[Begin]

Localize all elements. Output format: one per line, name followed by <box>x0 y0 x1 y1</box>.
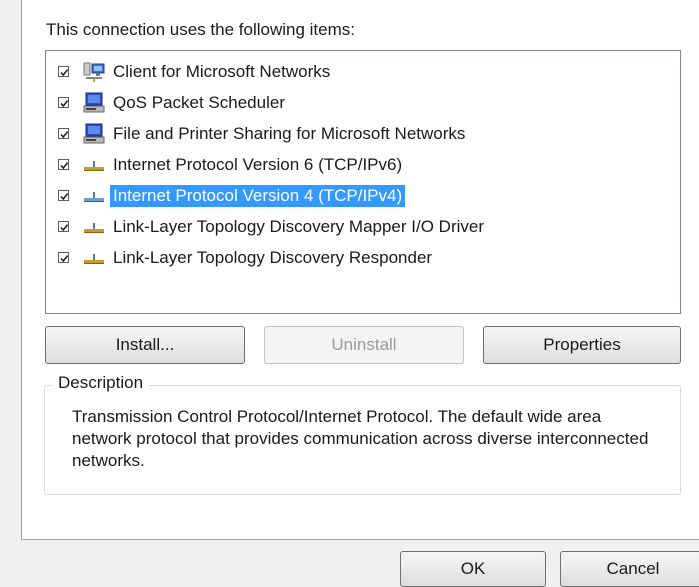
item-label: File and Printer Sharing for Microsoft N… <box>113 124 466 143</box>
checkmark-icon <box>60 131 69 139</box>
item-label: Internet Protocol Version 4 (TCP/IPv4) <box>110 185 406 207</box>
checkmark-icon <box>60 255 69 263</box>
item-checkbox[interactable] <box>58 66 69 77</box>
checkmark-icon <box>60 193 69 201</box>
description-text: Transmission Control Protocol/Internet P… <box>72 407 649 470</box>
item-checkbox[interactable] <box>58 252 69 263</box>
cancel-button[interactable]: Cancel <box>560 551 699 587</box>
list-item[interactable]: Internet Protocol Version 6 (TCP/IPv6) <box>46 151 680 180</box>
item-checkbox[interactable] <box>58 221 69 232</box>
checkmark-icon <box>60 69 69 77</box>
item-label: Link-Layer Topology Discovery Mapper I/O… <box>113 217 484 236</box>
item-checkbox[interactable] <box>58 190 69 201</box>
list-item[interactable]: Link-Layer Topology Discovery Mapper I/O… <box>46 213 680 242</box>
item-label: Client for Microsoft Networks <box>113 62 331 81</box>
network-protocol-icon <box>84 254 104 264</box>
uninstall-button[interactable]: Uninstall <box>264 326 464 364</box>
list-item[interactable]: File and Printer Sharing for Microsoft N… <box>46 120 680 149</box>
network-protocol-icon <box>84 161 104 171</box>
list-item[interactable]: QoS Packet Scheduler <box>46 89 680 118</box>
list-item[interactable]: Link-Layer Topology Discovery Responder <box>46 244 680 273</box>
network-protocol-icon <box>84 223 104 233</box>
item-checkbox[interactable] <box>58 128 69 139</box>
item-label: Link-Layer Topology Discovery Responder <box>113 248 433 267</box>
checkmark-icon <box>60 224 69 232</box>
install-button[interactable]: Install... <box>45 326 245 364</box>
item-checkbox[interactable] <box>58 97 69 108</box>
items-listbox[interactable]: Client for Microsoft Networks QoS Packet… <box>45 50 681 314</box>
item-label: QoS Packet Scheduler <box>113 93 285 112</box>
checkmark-icon <box>60 162 69 170</box>
network-client-icon <box>83 62 105 82</box>
list-item[interactable]: Internet Protocol Version 4 (TCP/IPv4) <box>46 182 680 211</box>
network-service-icon <box>83 123 105 144</box>
item-label: Internet Protocol Version 6 (TCP/IPv6) <box>113 155 403 174</box>
item-checkbox[interactable] <box>58 159 69 170</box>
items-heading: This connection uses the following items… <box>46 20 355 39</box>
ok-button[interactable]: OK <box>400 551 546 587</box>
description-title: Description <box>53 373 149 393</box>
network-protocol-icon <box>84 192 104 202</box>
list-item[interactable]: Client for Microsoft Networks <box>46 58 680 87</box>
properties-button[interactable]: Properties <box>483 326 681 364</box>
checkmark-icon <box>60 100 69 108</box>
network-service-icon <box>83 92 105 113</box>
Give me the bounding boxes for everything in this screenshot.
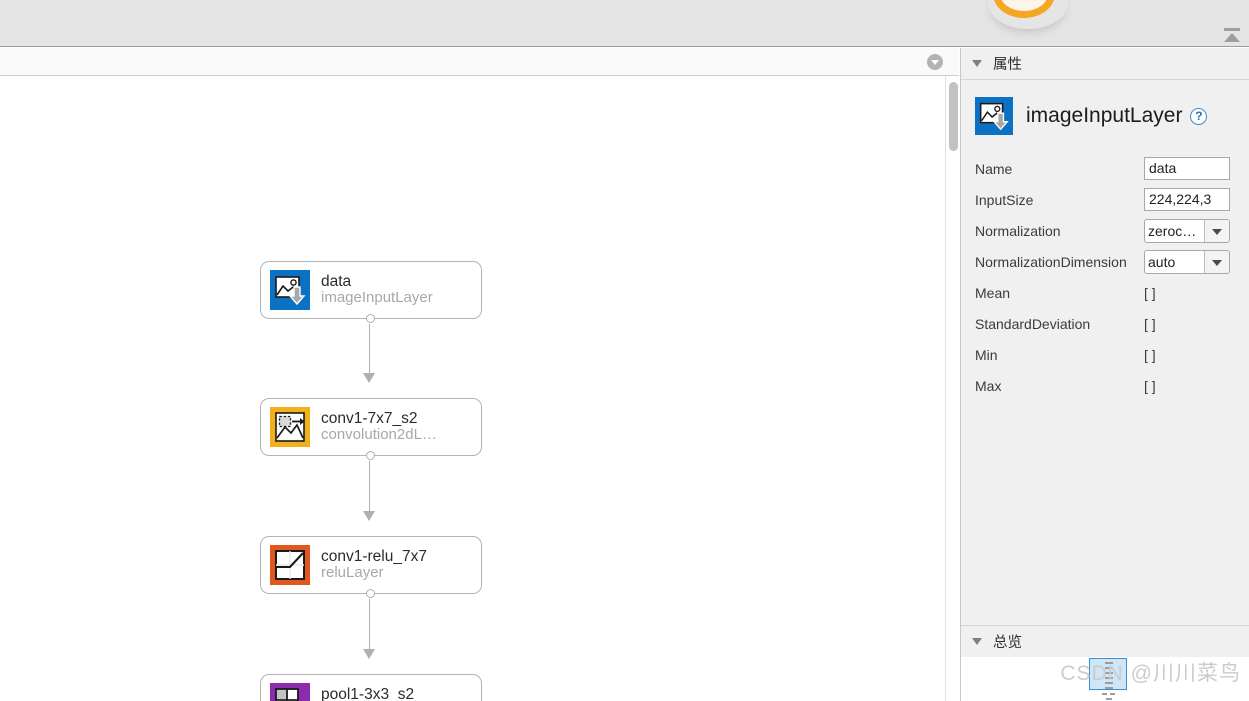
layer-node-title: data [321,273,352,290]
properties-section-title: 属性 [993,57,1022,73]
layer-node-title: pool1-3x3_s2 [321,686,415,701]
max-pooling-layer-icon [270,683,310,701]
normalization-value: zeroc… [1148,222,1197,239]
overview-layer-mark [1102,693,1107,695]
overview-layer-mark [1106,698,1112,700]
layer-node-conv1-7x7-s2[interactable]: conv1-7x7_s2 convolution2dL… [260,398,482,460]
layer-node-conv1-relu-7x7[interactable]: conv1-relu_7x7 reluLayer [260,536,482,598]
property-label: InputSize [975,191,1034,208]
min-value: [ ] [1144,346,1156,363]
properties-section-header[interactable]: 属性 [961,48,1249,80]
normalization-select[interactable]: zeroc… [1144,218,1230,243]
convolution-layer-icon [270,407,310,447]
normalizationdimension-select[interactable]: auto [1144,249,1230,274]
property-label: Name [975,160,1013,177]
property-row-max: Max [ ] [961,370,1249,401]
overview-section-header[interactable]: 总览 [961,626,1249,657]
layer-node-type: imageInputLayer [321,289,433,307]
overview-layer-mark [1105,677,1113,679]
property-row-normalizationdimension: NormalizationDimension auto [961,246,1249,277]
connector-relu-to-pool1 [363,599,375,659]
orange-ring-button[interactable] [993,0,1055,18]
property-label: Normalization [975,222,1061,239]
help-icon[interactable]: ? [1190,107,1208,125]
property-label: Max [975,377,1002,394]
overview-panel: 总览 [961,625,1249,701]
image-input-layer-icon [975,97,1013,135]
name-field[interactable]: data [1144,157,1230,180]
property-row-inputsize: InputSize 224,224,3 [961,184,1249,215]
layer-node-type: convolution2dL… [321,426,437,444]
layer-node-text: data imageInputLayer [321,274,433,307]
overview-layer-mark [1105,672,1113,674]
collapse-ribbon-bar [1224,28,1240,31]
property-label: Mean [975,284,1011,301]
arrow-head-icon [363,649,375,659]
selected-layer-name: imageInputLayer [1026,104,1183,127]
selected-layer-header: imageInputLayer ? [961,80,1249,135]
canvas-vertical-scrollbar[interactable] [945,76,959,701]
connector-data-to-conv1 [363,324,375,383]
network-overview-thumbnail[interactable] [1089,658,1127,701]
normalizationdimension-value: auto [1148,253,1176,270]
layer-node-title: conv1-relu_7x7 [321,548,427,565]
arrow-head-icon [363,373,375,383]
layer-node-text: conv1-7x7_s2 convolution2dL… [321,411,437,444]
layer-node-title: conv1-7x7_s2 [321,410,418,427]
arrow-head-icon [363,511,375,521]
mean-value: [ ] [1144,284,1156,301]
overview-layer-mark [1105,662,1113,664]
canvas-header-bar [0,48,959,76]
top-toolbar [0,0,1249,47]
property-row-name: Name data [961,153,1249,184]
layer-node-text: conv1-relu_7x7 reluLayer [321,549,427,582]
layer-node-output-port[interactable] [366,314,375,323]
inputsize-field[interactable]: 224,224,3 [1144,188,1230,211]
connector-conv1-to-relu [363,461,375,521]
property-label: StandardDeviation [975,315,1091,332]
overview-thumbnail-area[interactable] [961,657,1249,701]
overview-layer-mark [1110,693,1115,695]
canvas-menu-icon[interactable] [927,54,943,70]
max-value: [ ] [1144,377,1156,394]
property-row-standarddeviation: StandardDeviation [ ] [961,308,1249,339]
overview-layer-mark [1105,687,1113,689]
chevron-down-icon [972,638,982,645]
layer-node-output-port[interactable] [366,451,375,460]
layer-node-type: reluLayer [321,564,384,582]
chevron-down-icon[interactable] [1204,250,1229,273]
collapse-ribbon-icon[interactable] [1221,27,1243,45]
properties-panel: 属性 imageInputLayer ? Name data InputSize… [960,48,1249,701]
canvas-scrollbar-thumb[interactable] [949,82,958,151]
layer-node-data[interactable]: data imageInputLayer [260,261,482,323]
property-row-min: Min [ ] [961,339,1249,370]
property-row-mean: Mean [ ] [961,277,1249,308]
overview-layer-mark [1105,667,1113,669]
property-label: Min [975,346,998,363]
property-list: Name data InputSize 224,224,3 Normalizat… [961,153,1249,401]
overview-layer-mark [1105,682,1113,684]
layer-node-text: pool1-3x3_s2 maxPooling2dL… [321,687,439,701]
collapse-ribbon-triangle [1224,33,1240,42]
layer-node-output-port[interactable] [366,589,375,598]
chevron-down-icon [972,60,982,67]
standarddeviation-value: [ ] [1144,315,1156,332]
network-canvas[interactable]: data imageInputLayer conv1-7x7_s2 convol… [0,76,959,701]
chevron-down-icon[interactable] [1204,219,1229,242]
relu-layer-icon [270,545,310,585]
property-label: NormalizationDimension [975,253,1127,270]
overview-section-title: 总览 [993,635,1022,651]
deep-network-designer-window: data imageInputLayer conv1-7x7_s2 convol… [0,0,1249,701]
image-input-layer-icon [270,270,310,310]
layer-node-pool1-3x3-s2[interactable]: pool1-3x3_s2 maxPooling2dL… [260,674,482,701]
property-row-normalization: Normalization zeroc… [961,215,1249,246]
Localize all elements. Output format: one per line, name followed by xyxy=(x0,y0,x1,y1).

[End]

Job :: Copy the lines starting at the one containing "item-label: File and" and ending at the one containing "item-checkbox[interactable] <box>58 252", keeping each line unchanged.

Reply ::
item-label: File and Printer Sharing for Microsoft N… <box>113 124 466 143</box>
checkmark-icon <box>60 131 69 139</box>
item-label: Internet Protocol Version 4 (TCP/IPv4) <box>110 185 406 207</box>
checkmark-icon <box>60 255 69 263</box>
item-checkbox[interactable] <box>58 66 69 77</box>
checkmark-icon <box>60 193 69 201</box>
description-text: Transmission Control Protocol/Internet P… <box>72 407 649 470</box>
item-checkbox[interactable] <box>58 252 69 263</box>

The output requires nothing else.